Exercise task:
Look through the material below. Copy each line that contains the string "防止电池中的重金属汞".

Records to process:
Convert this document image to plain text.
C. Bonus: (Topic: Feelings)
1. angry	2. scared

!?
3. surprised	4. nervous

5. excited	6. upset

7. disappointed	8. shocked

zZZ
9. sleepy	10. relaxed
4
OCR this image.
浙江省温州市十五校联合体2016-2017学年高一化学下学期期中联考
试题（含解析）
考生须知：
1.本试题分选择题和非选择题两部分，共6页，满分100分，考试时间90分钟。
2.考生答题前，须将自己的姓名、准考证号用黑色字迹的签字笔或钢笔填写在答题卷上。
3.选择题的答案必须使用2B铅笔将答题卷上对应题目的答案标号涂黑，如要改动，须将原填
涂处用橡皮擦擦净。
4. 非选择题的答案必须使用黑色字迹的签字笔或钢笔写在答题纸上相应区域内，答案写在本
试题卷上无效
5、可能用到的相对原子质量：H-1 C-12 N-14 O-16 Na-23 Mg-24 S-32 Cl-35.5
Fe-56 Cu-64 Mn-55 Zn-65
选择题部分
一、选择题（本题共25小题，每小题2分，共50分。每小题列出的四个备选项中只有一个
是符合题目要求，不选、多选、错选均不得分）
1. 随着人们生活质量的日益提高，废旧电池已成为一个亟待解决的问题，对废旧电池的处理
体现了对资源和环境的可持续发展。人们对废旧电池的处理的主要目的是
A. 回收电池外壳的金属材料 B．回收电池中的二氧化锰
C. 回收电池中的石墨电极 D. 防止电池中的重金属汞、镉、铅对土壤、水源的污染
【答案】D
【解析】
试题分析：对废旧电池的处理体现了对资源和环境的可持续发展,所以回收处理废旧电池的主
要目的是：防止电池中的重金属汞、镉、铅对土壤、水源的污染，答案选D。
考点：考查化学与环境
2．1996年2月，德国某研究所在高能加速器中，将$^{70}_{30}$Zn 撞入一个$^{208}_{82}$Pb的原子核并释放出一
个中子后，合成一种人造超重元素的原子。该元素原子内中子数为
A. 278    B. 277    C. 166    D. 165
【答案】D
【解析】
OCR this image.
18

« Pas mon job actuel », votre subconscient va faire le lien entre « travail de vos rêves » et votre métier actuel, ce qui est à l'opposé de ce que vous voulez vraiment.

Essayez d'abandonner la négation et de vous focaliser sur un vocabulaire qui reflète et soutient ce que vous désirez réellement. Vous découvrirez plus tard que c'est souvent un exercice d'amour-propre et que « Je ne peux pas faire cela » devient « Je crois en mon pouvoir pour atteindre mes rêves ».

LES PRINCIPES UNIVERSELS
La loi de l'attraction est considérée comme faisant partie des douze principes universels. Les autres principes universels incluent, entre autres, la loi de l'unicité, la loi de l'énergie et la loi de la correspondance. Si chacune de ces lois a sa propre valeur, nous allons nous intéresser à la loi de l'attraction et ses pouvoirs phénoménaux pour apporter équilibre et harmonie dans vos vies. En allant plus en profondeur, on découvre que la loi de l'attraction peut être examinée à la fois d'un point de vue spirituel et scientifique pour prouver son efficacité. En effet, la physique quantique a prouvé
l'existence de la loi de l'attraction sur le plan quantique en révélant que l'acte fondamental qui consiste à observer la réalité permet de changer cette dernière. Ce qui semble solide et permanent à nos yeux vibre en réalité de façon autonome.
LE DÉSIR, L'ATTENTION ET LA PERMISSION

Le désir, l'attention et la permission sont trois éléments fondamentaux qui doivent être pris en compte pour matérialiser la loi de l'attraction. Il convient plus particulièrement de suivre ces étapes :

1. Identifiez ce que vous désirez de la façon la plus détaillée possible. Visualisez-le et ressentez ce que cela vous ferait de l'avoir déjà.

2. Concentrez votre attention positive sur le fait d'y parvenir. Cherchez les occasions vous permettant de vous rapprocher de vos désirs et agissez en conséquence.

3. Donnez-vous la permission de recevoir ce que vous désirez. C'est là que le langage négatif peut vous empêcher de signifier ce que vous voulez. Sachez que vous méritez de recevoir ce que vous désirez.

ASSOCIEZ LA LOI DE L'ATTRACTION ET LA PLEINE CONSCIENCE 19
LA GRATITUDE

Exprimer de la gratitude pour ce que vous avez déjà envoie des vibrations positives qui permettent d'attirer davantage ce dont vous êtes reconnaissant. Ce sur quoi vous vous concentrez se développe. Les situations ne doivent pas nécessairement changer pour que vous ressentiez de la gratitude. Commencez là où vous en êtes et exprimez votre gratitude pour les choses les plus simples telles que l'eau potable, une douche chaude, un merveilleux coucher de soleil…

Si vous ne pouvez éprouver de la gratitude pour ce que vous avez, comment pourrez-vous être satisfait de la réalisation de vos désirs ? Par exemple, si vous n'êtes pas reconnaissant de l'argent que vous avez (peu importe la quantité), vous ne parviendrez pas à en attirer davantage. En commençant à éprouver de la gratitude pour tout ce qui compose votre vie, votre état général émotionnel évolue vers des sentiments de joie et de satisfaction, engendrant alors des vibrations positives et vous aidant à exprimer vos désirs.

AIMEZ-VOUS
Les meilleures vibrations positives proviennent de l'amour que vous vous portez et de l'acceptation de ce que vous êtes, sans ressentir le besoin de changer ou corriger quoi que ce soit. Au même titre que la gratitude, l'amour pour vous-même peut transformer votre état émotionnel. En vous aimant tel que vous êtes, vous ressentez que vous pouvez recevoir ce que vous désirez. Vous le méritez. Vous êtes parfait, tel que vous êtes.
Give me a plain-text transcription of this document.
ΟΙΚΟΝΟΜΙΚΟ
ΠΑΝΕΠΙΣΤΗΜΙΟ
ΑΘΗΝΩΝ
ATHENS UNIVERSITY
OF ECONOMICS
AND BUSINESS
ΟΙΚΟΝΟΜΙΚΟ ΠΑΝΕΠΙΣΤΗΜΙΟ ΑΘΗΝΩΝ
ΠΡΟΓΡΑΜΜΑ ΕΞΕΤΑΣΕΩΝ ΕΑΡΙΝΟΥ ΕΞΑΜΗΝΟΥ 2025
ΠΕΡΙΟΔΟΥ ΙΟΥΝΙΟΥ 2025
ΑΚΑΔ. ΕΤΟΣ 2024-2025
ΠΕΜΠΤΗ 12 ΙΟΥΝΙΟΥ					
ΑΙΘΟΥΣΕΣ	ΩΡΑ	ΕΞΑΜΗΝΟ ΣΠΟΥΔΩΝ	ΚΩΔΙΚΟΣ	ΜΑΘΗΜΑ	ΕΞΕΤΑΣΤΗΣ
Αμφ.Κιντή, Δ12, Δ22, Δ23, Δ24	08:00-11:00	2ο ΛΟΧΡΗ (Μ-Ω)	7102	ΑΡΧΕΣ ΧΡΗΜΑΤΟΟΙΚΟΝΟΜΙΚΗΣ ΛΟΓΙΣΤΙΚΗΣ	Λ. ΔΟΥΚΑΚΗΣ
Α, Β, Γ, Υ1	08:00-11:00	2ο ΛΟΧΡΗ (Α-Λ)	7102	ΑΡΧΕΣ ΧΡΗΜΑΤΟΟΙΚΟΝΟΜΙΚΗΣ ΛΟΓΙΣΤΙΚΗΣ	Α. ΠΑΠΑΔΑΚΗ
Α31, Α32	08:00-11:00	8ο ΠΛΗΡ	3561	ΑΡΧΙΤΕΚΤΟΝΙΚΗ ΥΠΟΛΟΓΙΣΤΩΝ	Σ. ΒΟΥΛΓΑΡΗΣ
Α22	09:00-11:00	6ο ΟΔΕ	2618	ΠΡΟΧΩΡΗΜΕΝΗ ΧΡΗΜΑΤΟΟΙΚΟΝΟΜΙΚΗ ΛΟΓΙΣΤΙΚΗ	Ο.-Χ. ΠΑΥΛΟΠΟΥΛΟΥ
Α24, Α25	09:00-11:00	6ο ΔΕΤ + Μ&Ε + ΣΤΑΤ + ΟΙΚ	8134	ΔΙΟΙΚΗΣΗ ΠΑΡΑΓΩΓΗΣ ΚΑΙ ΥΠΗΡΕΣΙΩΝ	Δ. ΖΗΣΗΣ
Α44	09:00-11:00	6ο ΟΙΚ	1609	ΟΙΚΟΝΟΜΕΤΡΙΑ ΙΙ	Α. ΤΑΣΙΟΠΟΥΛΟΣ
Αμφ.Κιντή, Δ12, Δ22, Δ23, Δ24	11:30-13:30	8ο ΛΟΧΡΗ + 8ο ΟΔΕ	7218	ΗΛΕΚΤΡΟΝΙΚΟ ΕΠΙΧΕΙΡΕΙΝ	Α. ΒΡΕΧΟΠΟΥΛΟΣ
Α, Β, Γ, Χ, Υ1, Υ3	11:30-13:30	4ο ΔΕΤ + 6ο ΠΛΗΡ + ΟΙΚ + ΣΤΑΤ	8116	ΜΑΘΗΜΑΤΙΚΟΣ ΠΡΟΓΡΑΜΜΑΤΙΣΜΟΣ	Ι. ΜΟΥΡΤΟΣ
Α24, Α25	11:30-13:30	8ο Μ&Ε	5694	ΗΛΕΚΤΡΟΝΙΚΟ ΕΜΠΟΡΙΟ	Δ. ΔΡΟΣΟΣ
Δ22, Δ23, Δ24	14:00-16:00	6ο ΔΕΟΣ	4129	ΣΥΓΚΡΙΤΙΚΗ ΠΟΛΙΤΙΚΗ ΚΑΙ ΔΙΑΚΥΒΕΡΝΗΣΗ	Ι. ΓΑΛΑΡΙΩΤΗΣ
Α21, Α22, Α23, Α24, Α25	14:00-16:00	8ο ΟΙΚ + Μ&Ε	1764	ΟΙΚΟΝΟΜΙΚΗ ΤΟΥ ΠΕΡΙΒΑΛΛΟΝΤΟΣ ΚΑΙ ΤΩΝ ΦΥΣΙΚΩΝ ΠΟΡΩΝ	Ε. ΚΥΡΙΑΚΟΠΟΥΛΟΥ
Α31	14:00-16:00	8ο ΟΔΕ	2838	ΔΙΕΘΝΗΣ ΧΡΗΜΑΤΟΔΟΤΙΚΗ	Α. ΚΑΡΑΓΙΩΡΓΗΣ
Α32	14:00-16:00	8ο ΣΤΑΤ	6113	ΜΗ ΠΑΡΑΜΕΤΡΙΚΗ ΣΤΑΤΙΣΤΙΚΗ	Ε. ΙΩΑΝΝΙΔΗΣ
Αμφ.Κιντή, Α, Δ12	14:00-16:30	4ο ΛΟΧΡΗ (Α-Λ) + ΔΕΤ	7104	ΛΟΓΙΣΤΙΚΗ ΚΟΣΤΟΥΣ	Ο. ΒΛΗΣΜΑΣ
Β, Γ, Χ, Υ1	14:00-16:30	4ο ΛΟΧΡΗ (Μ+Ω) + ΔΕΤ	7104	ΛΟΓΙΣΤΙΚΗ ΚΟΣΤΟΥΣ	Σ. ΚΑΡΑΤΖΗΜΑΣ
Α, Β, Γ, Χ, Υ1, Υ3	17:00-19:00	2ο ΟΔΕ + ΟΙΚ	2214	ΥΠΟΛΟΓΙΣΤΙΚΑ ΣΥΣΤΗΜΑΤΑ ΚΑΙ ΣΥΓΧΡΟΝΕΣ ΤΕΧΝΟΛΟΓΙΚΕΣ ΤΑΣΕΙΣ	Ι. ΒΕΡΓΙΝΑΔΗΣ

Solution to this exercise:
C. 回收电池中的石墨电极 D. 防止电池中的重金属汞、镉、铅对土壤、水源的污染
要目的是：防止电池中的重金属汞、镉、铅对土壤、水源的污染，答案选D。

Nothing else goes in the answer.